## Work to be completed
Transcribe every line of the data below verbatim, changing no character.

--- Begin Exercise inputs ---

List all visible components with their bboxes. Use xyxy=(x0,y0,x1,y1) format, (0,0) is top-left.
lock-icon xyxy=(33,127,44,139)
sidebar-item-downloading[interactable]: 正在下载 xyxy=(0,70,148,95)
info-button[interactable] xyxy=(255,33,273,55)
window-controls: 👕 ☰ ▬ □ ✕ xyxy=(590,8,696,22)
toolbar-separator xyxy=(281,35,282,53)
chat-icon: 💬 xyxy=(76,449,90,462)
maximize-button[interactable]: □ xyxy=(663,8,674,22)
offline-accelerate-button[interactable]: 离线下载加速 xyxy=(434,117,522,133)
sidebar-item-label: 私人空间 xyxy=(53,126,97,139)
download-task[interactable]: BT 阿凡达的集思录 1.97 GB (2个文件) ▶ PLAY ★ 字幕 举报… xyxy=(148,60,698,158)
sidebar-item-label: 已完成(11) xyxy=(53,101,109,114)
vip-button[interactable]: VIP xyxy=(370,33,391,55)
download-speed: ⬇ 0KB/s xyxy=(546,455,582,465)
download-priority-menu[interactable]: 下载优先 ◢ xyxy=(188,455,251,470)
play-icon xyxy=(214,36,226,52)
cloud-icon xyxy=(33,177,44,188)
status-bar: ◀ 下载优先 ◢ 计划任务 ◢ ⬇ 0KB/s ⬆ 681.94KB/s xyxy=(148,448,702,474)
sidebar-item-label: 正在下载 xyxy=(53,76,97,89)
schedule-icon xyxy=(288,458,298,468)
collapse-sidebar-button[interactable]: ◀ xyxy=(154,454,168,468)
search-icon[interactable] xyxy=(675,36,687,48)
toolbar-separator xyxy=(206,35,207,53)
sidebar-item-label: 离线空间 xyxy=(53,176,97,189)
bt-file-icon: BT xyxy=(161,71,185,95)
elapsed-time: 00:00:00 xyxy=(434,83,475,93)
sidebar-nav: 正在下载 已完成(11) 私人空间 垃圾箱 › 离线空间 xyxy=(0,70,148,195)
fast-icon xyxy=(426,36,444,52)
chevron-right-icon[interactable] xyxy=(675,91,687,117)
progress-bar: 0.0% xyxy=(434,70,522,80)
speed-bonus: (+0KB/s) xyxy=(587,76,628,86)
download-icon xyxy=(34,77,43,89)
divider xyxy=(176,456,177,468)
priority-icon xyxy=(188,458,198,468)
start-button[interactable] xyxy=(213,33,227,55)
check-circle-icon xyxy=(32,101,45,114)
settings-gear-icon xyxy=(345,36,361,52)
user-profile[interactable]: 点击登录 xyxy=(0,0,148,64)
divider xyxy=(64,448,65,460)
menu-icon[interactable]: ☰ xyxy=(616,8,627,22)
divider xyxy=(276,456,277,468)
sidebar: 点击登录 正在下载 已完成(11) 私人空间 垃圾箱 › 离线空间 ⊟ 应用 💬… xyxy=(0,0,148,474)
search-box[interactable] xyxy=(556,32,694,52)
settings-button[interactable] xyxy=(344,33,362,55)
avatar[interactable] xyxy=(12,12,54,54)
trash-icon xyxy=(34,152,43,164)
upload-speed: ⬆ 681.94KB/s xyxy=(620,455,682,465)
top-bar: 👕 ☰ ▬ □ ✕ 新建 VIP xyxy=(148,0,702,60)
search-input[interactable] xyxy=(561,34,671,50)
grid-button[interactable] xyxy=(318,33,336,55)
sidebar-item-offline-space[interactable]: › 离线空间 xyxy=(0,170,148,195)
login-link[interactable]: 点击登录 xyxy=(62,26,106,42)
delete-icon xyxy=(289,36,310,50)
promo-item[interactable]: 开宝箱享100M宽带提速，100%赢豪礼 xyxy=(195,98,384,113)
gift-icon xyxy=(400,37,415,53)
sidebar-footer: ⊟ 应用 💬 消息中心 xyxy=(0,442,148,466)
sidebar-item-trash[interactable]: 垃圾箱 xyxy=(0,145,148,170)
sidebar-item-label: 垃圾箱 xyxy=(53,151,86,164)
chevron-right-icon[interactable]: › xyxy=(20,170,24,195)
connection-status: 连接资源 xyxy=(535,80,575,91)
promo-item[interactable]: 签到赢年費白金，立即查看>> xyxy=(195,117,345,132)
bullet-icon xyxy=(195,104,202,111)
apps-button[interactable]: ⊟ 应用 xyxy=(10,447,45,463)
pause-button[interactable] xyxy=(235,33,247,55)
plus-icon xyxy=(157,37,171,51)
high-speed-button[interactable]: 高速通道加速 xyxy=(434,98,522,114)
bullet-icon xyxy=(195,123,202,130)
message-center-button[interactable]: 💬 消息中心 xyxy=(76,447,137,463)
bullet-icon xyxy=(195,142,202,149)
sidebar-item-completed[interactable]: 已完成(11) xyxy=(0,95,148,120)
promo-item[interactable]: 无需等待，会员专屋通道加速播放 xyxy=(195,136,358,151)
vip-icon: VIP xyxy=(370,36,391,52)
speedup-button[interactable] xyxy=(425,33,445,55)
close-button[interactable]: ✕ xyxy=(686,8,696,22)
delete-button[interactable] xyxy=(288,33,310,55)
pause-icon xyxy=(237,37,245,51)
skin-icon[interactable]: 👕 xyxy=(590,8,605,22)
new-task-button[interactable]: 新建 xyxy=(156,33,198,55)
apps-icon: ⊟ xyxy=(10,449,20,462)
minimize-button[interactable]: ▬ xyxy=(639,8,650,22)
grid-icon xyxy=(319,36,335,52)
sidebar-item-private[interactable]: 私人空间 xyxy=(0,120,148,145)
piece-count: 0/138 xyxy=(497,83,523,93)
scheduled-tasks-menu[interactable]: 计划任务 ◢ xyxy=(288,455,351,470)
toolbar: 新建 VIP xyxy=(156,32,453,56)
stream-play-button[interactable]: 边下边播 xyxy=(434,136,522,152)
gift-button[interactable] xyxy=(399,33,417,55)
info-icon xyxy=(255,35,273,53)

--- End Exercise inputs ---

## Full output
List all visible components with their bboxes. Use xyxy=(x0,y0,x1,y1) format, (0,0) is top-left.
lock-icon xyxy=(33,127,44,139)
sidebar-item-downloading[interactable]: 正在下载 xyxy=(0,70,148,95)
info-button[interactable] xyxy=(255,33,273,55)
window-controls: 👕 ☰ ▬ □ ✕ xyxy=(590,8,696,22)
toolbar-separator xyxy=(281,35,282,53)
chat-icon: 💬 xyxy=(76,449,90,462)
maximize-button[interactable]: □ xyxy=(663,8,674,22)
offline-accelerate-button[interactable]: 离线下载加速 xyxy=(434,117,522,133)
sidebar-item-label: 私人空间 xyxy=(53,126,97,139)
download-task[interactable]: BT 阿凡达的集思录 1.97 GB (2个文件) ▶ PLAY ★ 字幕 举报… xyxy=(148,60,698,158)
sidebar-item-label: 已完成(11) xyxy=(53,101,109,114)
vip-button[interactable]: VIP xyxy=(370,33,391,55)
download-speed: ⬇ 0KB/s xyxy=(546,455,582,465)
download-priority-menu[interactable]: 下载优先 ◢ xyxy=(188,455,251,470)
play-icon xyxy=(214,36,226,52)
cloud-icon xyxy=(33,177,44,188)
status-bar: ◀ 下载优先 ◢ 计划任务 ◢ ⬇ 0KB/s ⬆ 681.94KB/s xyxy=(148,448,702,474)
sidebar-item-label: 正在下载 xyxy=(53,76,97,89)
schedule-icon xyxy=(288,458,298,468)
collapse-sidebar-button[interactable]: ◀ xyxy=(154,454,168,468)
search-icon[interactable] xyxy=(675,36,687,48)
toolbar-separator xyxy=(206,35,207,53)
sidebar-item-label: 离线空间 xyxy=(53,176,97,189)
bt-file-icon: BT xyxy=(161,71,185,95)
elapsed-time: 00:00:00 xyxy=(434,83,475,93)
sidebar-nav: 正在下载 已完成(11) 私人空间 垃圾箱 › 离线空间 xyxy=(0,70,148,195)
fast-icon xyxy=(426,36,444,52)
chevron-right-icon[interactable] xyxy=(675,91,687,117)
progress-bar: 0.0% xyxy=(434,70,522,80)
speed-bonus: (+0KB/s) xyxy=(587,76,628,86)
download-icon xyxy=(34,77,43,89)
divider xyxy=(176,456,177,468)
priority-icon xyxy=(188,458,198,468)
start-button[interactable] xyxy=(213,33,227,55)
check-circle-icon xyxy=(32,101,45,114)
settings-gear-icon xyxy=(345,36,361,52)
user-profile[interactable]: 点击登录 xyxy=(0,0,148,64)
divider xyxy=(64,448,65,460)
menu-icon[interactable]: ☰ xyxy=(616,8,627,22)
divider xyxy=(276,456,277,468)
sidebar: 点击登录 正在下载 已完成(11) 私人空间 垃圾箱 › 离线空间 ⊟ 应用 💬… xyxy=(0,0,148,474)
search-box[interactable] xyxy=(556,32,694,52)
settings-button[interactable] xyxy=(344,33,362,55)
avatar[interactable] xyxy=(12,12,54,54)
trash-icon xyxy=(34,152,43,164)
upload-speed: ⬆ 681.94KB/s xyxy=(620,455,682,465)
top-bar: 👕 ☰ ▬ □ ✕ 新建 VIP xyxy=(148,0,702,60)
search-input[interactable] xyxy=(561,34,671,50)
grid-button[interactable] xyxy=(318,33,336,55)
sidebar-item-offline-space[interactable]: › 离线空间 xyxy=(0,170,148,195)
login-link[interactable]: 点击登录 xyxy=(62,26,106,42)
delete-icon xyxy=(289,36,310,50)
promo-item[interactable]: 开宝箱享100M宽带提速，100%赢豪礼 xyxy=(195,98,384,113)
gift-icon xyxy=(400,37,415,53)
sidebar-footer: ⊟ 应用 💬 消息中心 xyxy=(0,442,148,466)
sidebar-item-trash[interactable]: 垃圾箱 xyxy=(0,145,148,170)
sidebar-item-label: 垃圾箱 xyxy=(53,151,86,164)
chevron-right-icon[interactable]: › xyxy=(20,170,24,195)
connection-status: 连接资源 xyxy=(535,80,575,91)
promo-item[interactable]: 签到赢年費白金，立即查看>> xyxy=(195,117,345,132)
bullet-icon xyxy=(195,104,202,111)
apps-button[interactable]: ⊟ 应用 xyxy=(10,447,45,463)
pause-button[interactable] xyxy=(235,33,247,55)
plus-icon xyxy=(157,37,171,51)
high-speed-button[interactable]: 高速通道加速 xyxy=(434,98,522,114)
bullet-icon xyxy=(195,123,202,130)
message-center-button[interactable]: 💬 消息中心 xyxy=(76,447,137,463)
bullet-icon xyxy=(195,142,202,149)
sidebar-item-completed[interactable]: 已完成(11) xyxy=(0,95,148,120)
promo-item[interactable]: 无需等待，会员专屋通道加速播放 xyxy=(195,136,358,151)
vip-icon: VIP xyxy=(370,36,391,52)
speedup-button[interactable] xyxy=(425,33,445,55)
close-button[interactable]: ✕ xyxy=(686,8,696,22)
delete-button[interactable] xyxy=(288,33,310,55)
pause-icon xyxy=(237,37,245,51)
skin-icon[interactable]: 👕 xyxy=(590,8,605,22)
new-task-button[interactable]: 新建 xyxy=(156,33,198,55)
apps-icon: ⊟ xyxy=(10,449,20,462)
minimize-button[interactable]: ▬ xyxy=(639,8,650,22)
grid-icon xyxy=(319,36,335,52)
sidebar-item-private[interactable]: 私人空间 xyxy=(0,120,148,145)
piece-count: 0/138 xyxy=(497,83,523,93)
scheduled-tasks-menu[interactable]: 计划任务 ◢ xyxy=(288,455,351,470)
toolbar: 新建 VIP xyxy=(156,32,453,56)
stream-play-button[interactable]: 边下边播 xyxy=(434,136,522,152)
gift-button[interactable] xyxy=(399,33,417,55)
info-icon xyxy=(255,35,273,53)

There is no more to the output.